Required task: Output every entry exactly as given.
* begin Rows *
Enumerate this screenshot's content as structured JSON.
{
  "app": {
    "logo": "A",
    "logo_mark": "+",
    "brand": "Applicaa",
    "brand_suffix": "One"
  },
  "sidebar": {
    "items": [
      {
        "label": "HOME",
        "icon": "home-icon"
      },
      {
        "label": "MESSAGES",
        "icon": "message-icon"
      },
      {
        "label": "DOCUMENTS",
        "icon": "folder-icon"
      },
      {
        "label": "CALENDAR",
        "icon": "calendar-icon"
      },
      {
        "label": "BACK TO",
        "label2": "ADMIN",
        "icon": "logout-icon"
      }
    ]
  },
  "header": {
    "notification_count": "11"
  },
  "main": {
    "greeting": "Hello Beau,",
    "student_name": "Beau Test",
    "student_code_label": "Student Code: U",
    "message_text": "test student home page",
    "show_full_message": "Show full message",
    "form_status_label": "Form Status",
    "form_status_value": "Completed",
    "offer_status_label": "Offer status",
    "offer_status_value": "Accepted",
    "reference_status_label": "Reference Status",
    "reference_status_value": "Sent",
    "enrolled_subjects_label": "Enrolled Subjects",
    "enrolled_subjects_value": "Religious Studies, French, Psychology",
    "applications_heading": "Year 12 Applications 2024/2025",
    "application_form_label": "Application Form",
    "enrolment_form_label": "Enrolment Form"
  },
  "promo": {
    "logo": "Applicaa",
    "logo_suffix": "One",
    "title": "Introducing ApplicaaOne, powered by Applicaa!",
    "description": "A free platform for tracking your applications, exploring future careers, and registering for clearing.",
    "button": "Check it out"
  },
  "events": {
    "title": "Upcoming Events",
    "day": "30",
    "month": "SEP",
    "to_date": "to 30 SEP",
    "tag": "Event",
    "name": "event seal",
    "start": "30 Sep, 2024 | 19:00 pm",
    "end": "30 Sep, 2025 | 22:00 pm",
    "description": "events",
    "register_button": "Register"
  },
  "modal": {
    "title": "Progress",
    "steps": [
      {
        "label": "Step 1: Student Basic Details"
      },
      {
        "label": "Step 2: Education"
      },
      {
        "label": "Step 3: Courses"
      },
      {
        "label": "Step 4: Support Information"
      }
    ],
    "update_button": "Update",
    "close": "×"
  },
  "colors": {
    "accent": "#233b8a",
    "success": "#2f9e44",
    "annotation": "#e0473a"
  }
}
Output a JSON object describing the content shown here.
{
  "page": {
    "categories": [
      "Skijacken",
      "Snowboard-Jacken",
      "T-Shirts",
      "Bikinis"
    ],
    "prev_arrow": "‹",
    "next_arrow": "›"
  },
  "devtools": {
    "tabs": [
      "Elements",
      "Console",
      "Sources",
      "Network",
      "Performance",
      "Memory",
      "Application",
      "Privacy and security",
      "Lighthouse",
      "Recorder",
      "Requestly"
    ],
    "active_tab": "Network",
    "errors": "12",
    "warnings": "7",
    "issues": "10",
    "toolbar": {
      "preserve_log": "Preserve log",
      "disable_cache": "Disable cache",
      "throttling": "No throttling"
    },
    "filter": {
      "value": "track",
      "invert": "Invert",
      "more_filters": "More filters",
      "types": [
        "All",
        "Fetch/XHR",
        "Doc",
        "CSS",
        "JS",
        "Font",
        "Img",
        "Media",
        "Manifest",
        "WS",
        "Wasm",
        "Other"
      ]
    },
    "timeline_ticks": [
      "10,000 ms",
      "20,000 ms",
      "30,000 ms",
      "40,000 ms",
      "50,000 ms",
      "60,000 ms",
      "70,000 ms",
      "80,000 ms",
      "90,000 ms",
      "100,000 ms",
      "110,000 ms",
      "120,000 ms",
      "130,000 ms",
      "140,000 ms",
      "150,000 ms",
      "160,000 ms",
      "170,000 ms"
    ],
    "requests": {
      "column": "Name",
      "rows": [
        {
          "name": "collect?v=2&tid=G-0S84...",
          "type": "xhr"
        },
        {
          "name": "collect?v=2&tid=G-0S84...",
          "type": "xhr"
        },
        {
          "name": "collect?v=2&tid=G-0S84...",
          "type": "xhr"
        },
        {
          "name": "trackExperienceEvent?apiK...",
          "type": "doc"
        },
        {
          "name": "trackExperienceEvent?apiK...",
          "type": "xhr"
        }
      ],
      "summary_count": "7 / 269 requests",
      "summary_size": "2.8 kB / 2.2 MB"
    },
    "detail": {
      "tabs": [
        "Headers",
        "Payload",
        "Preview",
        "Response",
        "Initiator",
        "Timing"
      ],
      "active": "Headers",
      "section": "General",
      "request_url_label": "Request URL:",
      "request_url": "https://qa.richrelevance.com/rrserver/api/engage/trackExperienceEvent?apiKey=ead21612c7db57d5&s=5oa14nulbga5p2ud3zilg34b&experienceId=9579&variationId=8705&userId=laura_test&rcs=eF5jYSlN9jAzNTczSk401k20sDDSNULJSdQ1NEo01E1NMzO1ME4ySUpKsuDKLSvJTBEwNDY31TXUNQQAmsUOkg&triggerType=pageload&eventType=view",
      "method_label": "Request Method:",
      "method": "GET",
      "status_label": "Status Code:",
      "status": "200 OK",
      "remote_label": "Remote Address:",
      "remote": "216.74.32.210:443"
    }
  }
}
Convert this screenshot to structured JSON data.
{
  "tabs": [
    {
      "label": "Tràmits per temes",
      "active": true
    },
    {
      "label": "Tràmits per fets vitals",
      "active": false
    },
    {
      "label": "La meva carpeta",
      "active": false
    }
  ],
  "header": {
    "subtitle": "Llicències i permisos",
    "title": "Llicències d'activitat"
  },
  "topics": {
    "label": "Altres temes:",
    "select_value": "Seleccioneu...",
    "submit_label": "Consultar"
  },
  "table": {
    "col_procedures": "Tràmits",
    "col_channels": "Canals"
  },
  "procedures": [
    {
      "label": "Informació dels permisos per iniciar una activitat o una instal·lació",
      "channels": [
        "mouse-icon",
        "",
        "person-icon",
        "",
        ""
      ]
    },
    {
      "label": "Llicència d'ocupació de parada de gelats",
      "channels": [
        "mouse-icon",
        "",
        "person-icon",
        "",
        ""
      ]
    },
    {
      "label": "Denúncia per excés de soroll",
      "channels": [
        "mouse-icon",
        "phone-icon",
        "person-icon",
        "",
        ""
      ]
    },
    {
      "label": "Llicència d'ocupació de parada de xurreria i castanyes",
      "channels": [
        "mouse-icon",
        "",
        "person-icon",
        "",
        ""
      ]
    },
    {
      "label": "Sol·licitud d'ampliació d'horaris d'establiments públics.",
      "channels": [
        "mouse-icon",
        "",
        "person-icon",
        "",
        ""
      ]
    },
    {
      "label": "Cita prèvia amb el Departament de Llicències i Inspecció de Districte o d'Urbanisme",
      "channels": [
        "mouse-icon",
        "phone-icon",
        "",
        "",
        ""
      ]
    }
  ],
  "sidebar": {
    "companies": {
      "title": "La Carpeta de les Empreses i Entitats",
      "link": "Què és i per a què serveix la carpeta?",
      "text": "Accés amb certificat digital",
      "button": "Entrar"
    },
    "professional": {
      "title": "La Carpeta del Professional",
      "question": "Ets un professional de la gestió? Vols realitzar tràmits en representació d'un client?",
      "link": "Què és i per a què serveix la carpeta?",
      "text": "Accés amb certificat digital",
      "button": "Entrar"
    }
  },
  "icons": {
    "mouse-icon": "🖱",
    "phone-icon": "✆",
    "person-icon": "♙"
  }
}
* end Rows *
Exercise answer:
Enumerate this screenshot's content as structured JSON.
{
  "app": {
    "logo": "A",
    "logo_mark": "+",
    "brand": "Applicaa",
    "brand_suffix": "One"
  },
  "sidebar": {
    "items": [
      {
        "label": "HOME",
        "icon": "home-icon"
      },
      {
        "label": "MESSAGES",
        "icon": "message-icon"
      },
      {
        "label": "DOCUMENTS",
        "icon": "folder-icon"
      },
      {
        "label": "CALENDAR",
        "icon": "calendar-icon"
      },
      {
        "label": "BACK TO",
        "label2": "ADMIN",
        "icon": "logout-icon"
      }
    ]
  },
  "header": {
    "notification_count": "11"
  },
  "main": {
    "greeting": "Hello Beau,",
    "student_name": "Beau Test",
    "student_code_label": "Student Code: U",
    "message_text": "test student home page",
    "show_full_message": "Show full message",
    "form_status_label": "Form Status",
    "form_status_value": "Completed",
    "offer_status_label": "Offer status",
    "offer_status_value": "Accepted",
    "reference_status_label": "Reference Status",
    "reference_status_value": "Sent",
    "enrolled_subjects_label": "Enrolled Subjects",
    "enrolled_subjects_value": "Religious Studies, French, Psychology",
    "applications_heading": "Year 12 Applications 2024/2025",
    "application_form_label": "Application Form",
    "enrolment_form_label": "Enrolment Form"
  },
  "promo": {
    "logo": "Applicaa",
    "logo_suffix": "One",
    "title": "Introducing ApplicaaOne, powered by Applicaa!",
    "description": "A free platform for tracking your applications, exploring future careers, and registering for clearing.",
    "button": "Check it out"
  },
  "events": {
    "title": "Upcoming Events",
    "day": "30",
    "month": "SEP",
    "to_date": "to 30 SEP",
    "tag": "Event",
    "name": "event seal",
    "start": "30 Sep, 2024 | 19:00 pm",
    "end": "30 Sep, 2025 | 22:00 pm",
    "description": "events",
    "register_button": "Register"
  },
  "modal": {
    "title": "Progress",
    "steps": [
      {
        "label": "Step 1: Student Basic Details"
      },
      {
        "label": "Step 2: Education"
      },
      {
        "label": "Step 3: Courses"
      },
      {
        "label": "Step 4: Support Information"
      }
    ],
    "update_button": "Update",
    "close": "×"
  },
  "colors": {
    "accent": "#233b8a",
    "success": "#2f9e44",
    "annotation": "#e0473a"
  }
}
Output a JSON object describing the content shown here.
{
  "page": {
    "categories": [
      "Skijacken",
      "Snowboard-Jacken",
      "T-Shirts",
      "Bikinis"
    ],
    "prev_arrow": "‹",
    "next_arrow": "›"
  },
  "devtools": {
    "tabs": [
      "Elements",
      "Console",
      "Sources",
      "Network",
      "Performance",
      "Memory",
      "Application",
      "Privacy and security",
      "Lighthouse",
      "Recorder",
      "Requestly"
    ],
    "active_tab": "Network",
    "errors": "12",
    "warnings": "7",
    "issues": "10",
    "toolbar": {
      "preserve_log": "Preserve log",
      "disable_cache": "Disable cache",
      "throttling": "No throttling"
    },
    "filter": {
      "value": "track",
      "invert": "Invert",
      "more_filters": "More filters",
      "types": [
        "All",
        "Fetch/XHR",
        "Doc",
        "CSS",
        "JS",
        "Font",
        "Img",
        "Media",
        "Manifest",
        "WS",
        "Wasm",
        "Other"
      ]
    },
    "timeline_ticks": [
      "10,000 ms",
      "20,000 ms",
      "30,000 ms",
      "40,000 ms",
      "50,000 ms",
      "60,000 ms",
      "70,000 ms",
      "80,000 ms",
      "90,000 ms",
      "100,000 ms",
      "110,000 ms",
      "120,000 ms",
      "130,000 ms",
      "140,000 ms",
      "150,000 ms",
      "160,000 ms",
      "170,000 ms"
    ],
    "requests": {
      "column": "Name",
      "rows": [
        {
          "name": "collect?v=2&tid=G-0S84...",
          "type": "xhr"
        },
        {
          "name": "collect?v=2&tid=G-0S84...",
          "type": "xhr"
        },
        {
          "name": "collect?v=2&tid=G-0S84...",
          "type": "xhr"
        },
        {
          "name": "trackExperienceEvent?apiK...",
          "type": "doc"
        },
        {
          "name": "trackExperienceEvent?apiK...",
          "type": "xhr"
        }
      ],
      "summary_count": "7 / 269 requests",
      "summary_size": "2.8 kB / 2.2 MB"
    },
    "detail": {
      "tabs": [
        "Headers",
        "Payload",
        "Preview",
        "Response",
        "Initiator",
        "Timing"
      ],
      "active": "Headers",
      "section": "General",
      "request_url_label": "Request URL:",
      "request_url": "https://qa.richrelevance.com/rrserver/api/engage/trackExperienceEvent?apiKey=ead21612c7db57d5&s=5oa14nulbga5p2ud3zilg34b&experienceId=9579&variationId=8705&userId=laura_test&rcs=eF5jYSlN9jAzNTczSk401k20sDDSNULJSdQ1NEo01E1NMzO1ME4ySUpKsuDKLSvJTBEwNDY31TXUNQQAmsUOkg&triggerType=pageload&eventType=view",
      "method_label": "Request Method:",
      "method": "GET",
      "status_label": "Status Code:",
      "status": "200 OK",
      "remote_label": "Remote Address:",
      "remote": "216.74.32.210:443"
    }
  }
}
Convert this screenshot to structured JSON data.
{
  "tabs": [
    {
      "label": "Tràmits per temes",
      "active": true
    },
    {
      "label": "Tràmits per fets vitals",
      "active": false
    },
    {
      "label": "La meva carpeta",
      "active": false
    }
  ],
  "header": {
    "subtitle": "Llicències i permisos",
    "title": "Llicències d'activitat"
  },
  "topics": {
    "label": "Altres temes:",
    "select_value": "Seleccioneu...",
    "submit_label": "Consultar"
  },
  "table": {
    "col_procedures": "Tràmits",
    "col_channels": "Canals"
  },
  "procedures": [
    {
      "label": "Informació dels permisos per iniciar una activitat o una instal·lació",
      "channels": [
        "mouse-icon",
        "",
        "person-icon",
        "",
        ""
      ]
    },
    {
      "label": "Llicència d'ocupació de parada de gelats",
      "channels": [
        "mouse-icon",
        "",
        "person-icon",
        "",
        ""
      ]
    },
    {
      "label": "Denúncia per excés de soroll",
      "channels": [
        "mouse-icon",
        "phone-icon",
        "person-icon",
        "",
        ""
      ]
    },
    {
      "label": "Llicència d'ocupació de parada de xurreria i castanyes",
      "channels": [
        "mouse-icon",
        "",
        "person-icon",
        "",
        ""
      ]
    },
    {
      "label": "Sol·licitud d'ampliació d'horaris d'establiments públics.",
      "channels": [
        "mouse-icon",
        "",
        "person-icon",
        "",
        ""
      ]
    },
    {
      "label": "Cita prèvia amb el Departament de Llicències i Inspecció de Districte o d'Urbanisme",
      "channels": [
        "mouse-icon",
        "phone-icon",
        "",
        "",
        ""
      ]
    }
  ],
  "sidebar": {
    "companies": {
      "title": "La Carpeta de les Empreses i Entitats",
      "link": "Què és i per a què serveix la carpeta?",
      "text": "Accés amb certificat digital",
      "button": "Entrar"
    },
    "professional": {
      "title": "La Carpeta del Professional",
      "question": "Ets un professional de la gestió? Vols realitzar tràmits en representació d'un client?",
      "link": "Què és i per a què serveix la carpeta?",
      "text": "Accés amb certificat digital",
      "button": "Entrar"
    }
  },
  "icons": {
    "mouse-icon": "🖱",
    "phone-icon": "✆",
    "person-icon": "♙"
  }
}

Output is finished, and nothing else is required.